# Given task
Your task is to transcribe all of the records exactly and leave out the pictures.

# Task material
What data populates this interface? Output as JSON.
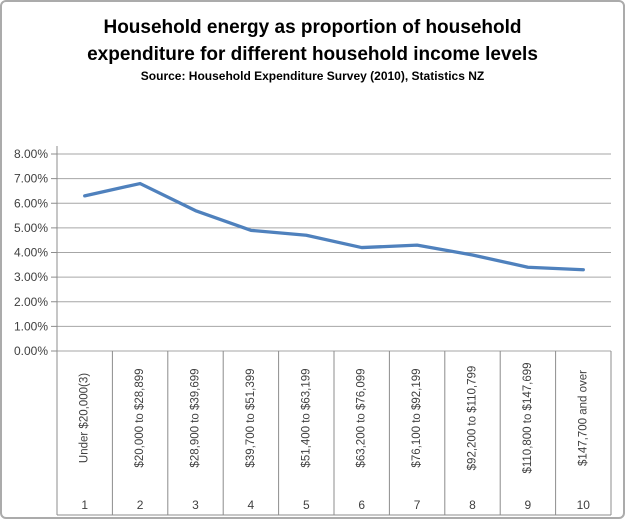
{
  "frame": {
    "title": "Household energy as proportion of household expenditure for different household income levels",
    "subtitle": "Source: Household Expenditure Survey (2010), Statistics NZ"
  },
  "chart_data": {
    "type": "line",
    "title": "Household energy as proportion of household expenditure for different household income levels",
    "source": "Source: Household Expenditure Survey (2010), Statistics NZ",
    "categories": [
      "Under $20,000(3)",
      "$20,000 to $28,899",
      "$28,900 to $39,699",
      "$39,700 to $51,399",
      "$51,400 to $63,199",
      "$63,200 to $76,099",
      "$76,100 to $92,199",
      "$92,200 to $110,799",
      "$110,800 to $147,699",
      "$147,700 and over"
    ],
    "category_group_numbers": [
      "1",
      "2",
      "3",
      "4",
      "5",
      "6",
      "7",
      "8",
      "9",
      "10"
    ],
    "values": [
      6.3,
      6.8,
      5.7,
      4.9,
      4.7,
      4.2,
      4.3,
      3.9,
      3.4,
      3.3
    ],
    "ylim": [
      0,
      8
    ],
    "ytick_step": 1,
    "ytick_labels": [
      "0.00%",
      "1.00%",
      "2.00%",
      "3.00%",
      "4.00%",
      "5.00%",
      "6.00%",
      "7.00%",
      "8.00%"
    ],
    "xlabel": "",
    "ylabel": "",
    "grid": "horizontal",
    "legend": "none",
    "line_color": "#4F81BD",
    "gridline_color": "#a6a6a6",
    "axis_color": "#8c8c8c",
    "text_color": "#3f3f3f"
  }
}
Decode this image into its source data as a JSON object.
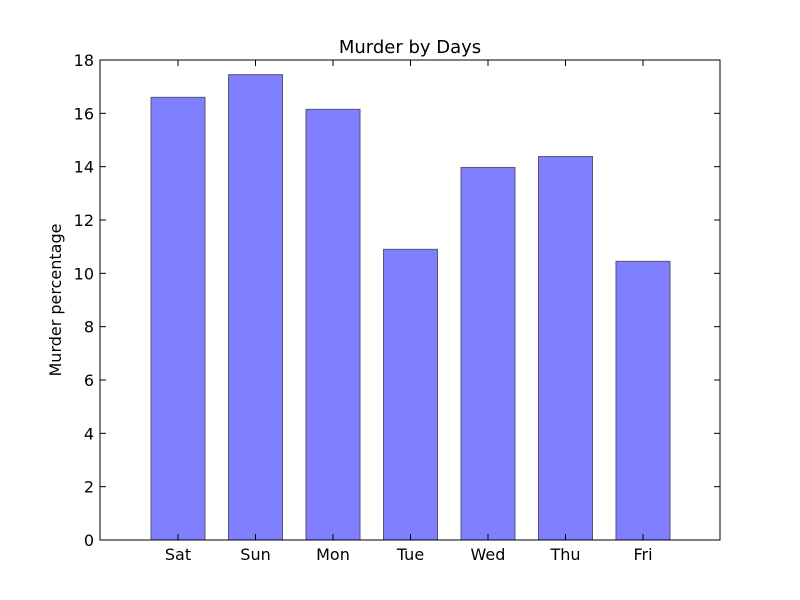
{
  "chart_data": {
    "type": "bar",
    "title": "Murder by Days",
    "xlabel": "",
    "ylabel": "Murder percentage",
    "categories": [
      "Sat",
      "Sun",
      "Mon",
      "Tue",
      "Wed",
      "Thu",
      "Fri"
    ],
    "values": [
      16.6,
      17.45,
      16.15,
      10.9,
      13.97,
      14.38,
      10.45
    ],
    "ylim": [
      0,
      18
    ],
    "yticks": [
      0,
      2,
      4,
      6,
      8,
      10,
      12,
      14,
      16,
      18
    ],
    "ytick_labels": [
      "0",
      "2",
      "4",
      "6",
      "8",
      "10",
      "12",
      "14",
      "16",
      "18"
    ],
    "grid": false,
    "legend": "none",
    "colors": {
      "bar_fill": "#8080ff",
      "bar_edge": "#555577",
      "axis": "#000000"
    }
  }
}
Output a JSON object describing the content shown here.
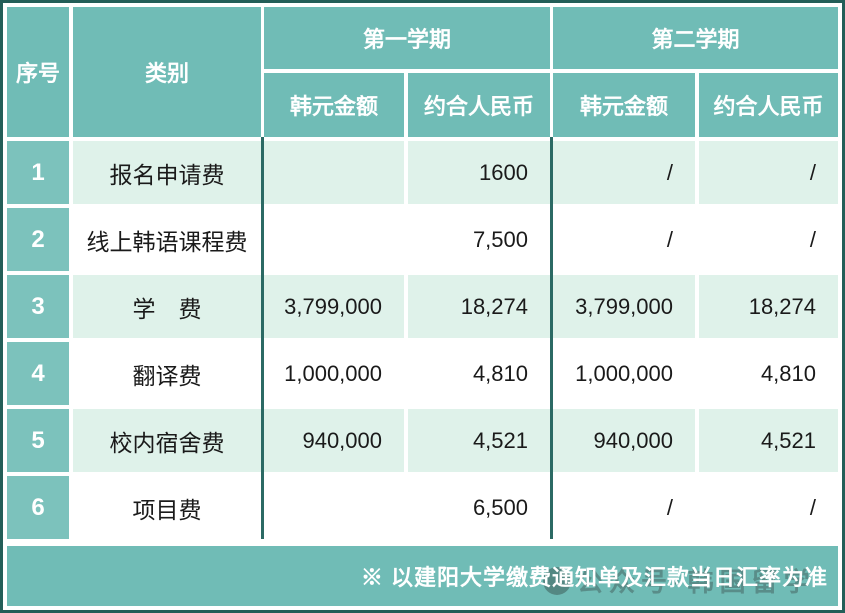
{
  "table": {
    "header": {
      "col_no": "序号",
      "col_category": "类别",
      "semester1": "第一学期",
      "semester2": "第二学期",
      "sub_krw": "韩元金额",
      "sub_rmb": "约合人民币"
    },
    "rows": [
      {
        "no": "1",
        "category": "报名申请费",
        "s1_krw": "",
        "s1_rmb": "1600",
        "s2_krw": "/",
        "s2_rmb": "/"
      },
      {
        "no": "2",
        "category": "线上韩语课程费",
        "s1_krw": "",
        "s1_rmb": "7,500",
        "s2_krw": "/",
        "s2_rmb": "/"
      },
      {
        "no": "3",
        "category": "学　费",
        "s1_krw": "3,799,000",
        "s1_rmb": "18,274",
        "s2_krw": "3,799,000",
        "s2_rmb": "18,274"
      },
      {
        "no": "4",
        "category": "翻译费",
        "s1_krw": "1,000,000",
        "s1_rmb": "4,810",
        "s2_krw": "1,000,000",
        "s2_rmb": "4,810"
      },
      {
        "no": "5",
        "category": "校内宿舍费",
        "s1_krw": "940,000",
        "s1_rmb": "4,521",
        "s2_krw": "940,000",
        "s2_rmb": "4,521"
      },
      {
        "no": "6",
        "category": "项目费",
        "s1_krw": "",
        "s1_rmb": "6,500",
        "s2_krw": "/",
        "s2_rmb": "/"
      }
    ],
    "footer_note": "※ 以建阳大学缴费通知单及汇款当日汇率为准",
    "watermark_text": "公众号·韩国留学"
  },
  "colors": {
    "header_teal": "#70BCB6",
    "index_teal": "#7CC2BC",
    "row_mint": "#DFF2EA",
    "row_white": "#FFFFFF",
    "group_divider": "#2B6A64",
    "outer_border": "#235E58",
    "text_dark": "#1A1A1A"
  }
}
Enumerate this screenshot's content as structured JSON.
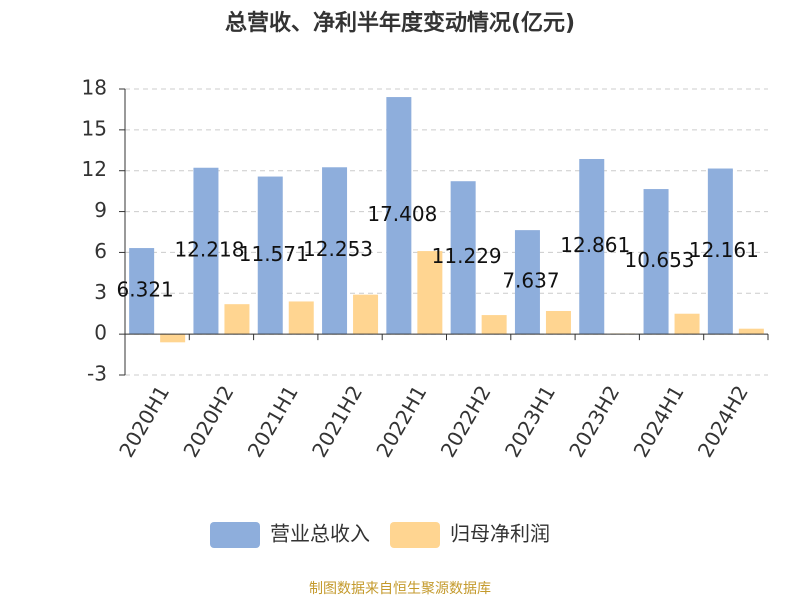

# Exercise answer
What data populates this interface? Output as JSON.
{
  "frame": {
    "title": "Household energy as proportion of household expenditure for different household income levels",
    "subtitle": "Source: Household Expenditure Survey (2010), Statistics NZ"
  },
  "chart_data": {
    "type": "line",
    "title": "Household energy as proportion of household expenditure for different household income levels",
    "source": "Source: Household Expenditure Survey (2010), Statistics NZ",
    "categories": [
      "Under $20,000(3)",
      "$20,000 to $28,899",
      "$28,900 to $39,699",
      "$39,700 to $51,399",
      "$51,400 to $63,199",
      "$63,200 to $76,099",
      "$76,100 to $92,199",
      "$92,200 to $110,799",
      "$110,800 to $147,699",
      "$147,700 and over"
    ],
    "category_group_numbers": [
      "1",
      "2",
      "3",
      "4",
      "5",
      "6",
      "7",
      "8",
      "9",
      "10"
    ],
    "values": [
      6.3,
      6.8,
      5.7,
      4.9,
      4.7,
      4.2,
      4.3,
      3.9,
      3.4,
      3.3
    ],
    "ylim": [
      0,
      8
    ],
    "ytick_step": 1,
    "ytick_labels": [
      "0.00%",
      "1.00%",
      "2.00%",
      "3.00%",
      "4.00%",
      "5.00%",
      "6.00%",
      "7.00%",
      "8.00%"
    ],
    "xlabel": "",
    "ylabel": "",
    "grid": "horizontal",
    "legend": "none",
    "line_color": "#4F81BD",
    "gridline_color": "#a6a6a6",
    "axis_color": "#8c8c8c",
    "text_color": "#3f3f3f"
  }
}
Decode this image into its source data as a JSON object.
{
  "chart_data": {
    "type": "bar",
    "title": "Murder by Days",
    "xlabel": "",
    "ylabel": "Murder percentage",
    "categories": [
      "Sat",
      "Sun",
      "Mon",
      "Tue",
      "Wed",
      "Thu",
      "Fri"
    ],
    "values": [
      16.6,
      17.45,
      16.15,
      10.9,
      13.97,
      14.38,
      10.45
    ],
    "ylim": [
      0,
      18
    ],
    "yticks": [
      0,
      2,
      4,
      6,
      8,
      10,
      12,
      14,
      16,
      18
    ],
    "ytick_labels": [
      "0",
      "2",
      "4",
      "6",
      "8",
      "10",
      "12",
      "14",
      "16",
      "18"
    ],
    "grid": false,
    "legend": "none",
    "colors": {
      "bar_fill": "#8080ff",
      "bar_edge": "#555577",
      "axis": "#000000"
    }
  }
}
Output a JSON object describing the content shown here.
{
  "table": {
    "header": {
      "col_no": "序号",
      "col_category": "类别",
      "semester1": "第一学期",
      "semester2": "第二学期",
      "sub_krw": "韩元金额",
      "sub_rmb": "约合人民币"
    },
    "rows": [
      {
        "no": "1",
        "category": "报名申请费",
        "s1_krw": "",
        "s1_rmb": "1600",
        "s2_krw": "/",
        "s2_rmb": "/"
      },
      {
        "no": "2",
        "category": "线上韩语课程费",
        "s1_krw": "",
        "s1_rmb": "7,500",
        "s2_krw": "/",
        "s2_rmb": "/"
      },
      {
        "no": "3",
        "category": "学　费",
        "s1_krw": "3,799,000",
        "s1_rmb": "18,274",
        "s2_krw": "3,799,000",
        "s2_rmb": "18,274"
      },
      {
        "no": "4",
        "category": "翻译费",
        "s1_krw": "1,000,000",
        "s1_rmb": "4,810",
        "s2_krw": "1,000,000",
        "s2_rmb": "4,810"
      },
      {
        "no": "5",
        "category": "校内宿舍费",
        "s1_krw": "940,000",
        "s1_rmb": "4,521",
        "s2_krw": "940,000",
        "s2_rmb": "4,521"
      },
      {
        "no": "6",
        "category": "项目费",
        "s1_krw": "",
        "s1_rmb": "6,500",
        "s2_krw": "/",
        "s2_rmb": "/"
      }
    ],
    "footer_note": "※ 以建阳大学缴费通知单及汇款当日汇率为准",
    "watermark_text": "公众号·韩国留学"
  },
  "colors": {
    "header_teal": "#70BCB6",
    "index_teal": "#7CC2BC",
    "row_mint": "#DFF2EA",
    "row_white": "#FFFFFF",
    "group_divider": "#2B6A64",
    "outer_border": "#235E58",
    "text_dark": "#1A1A1A"
  }
}
Enumerate this screenshot's content as structured JSON.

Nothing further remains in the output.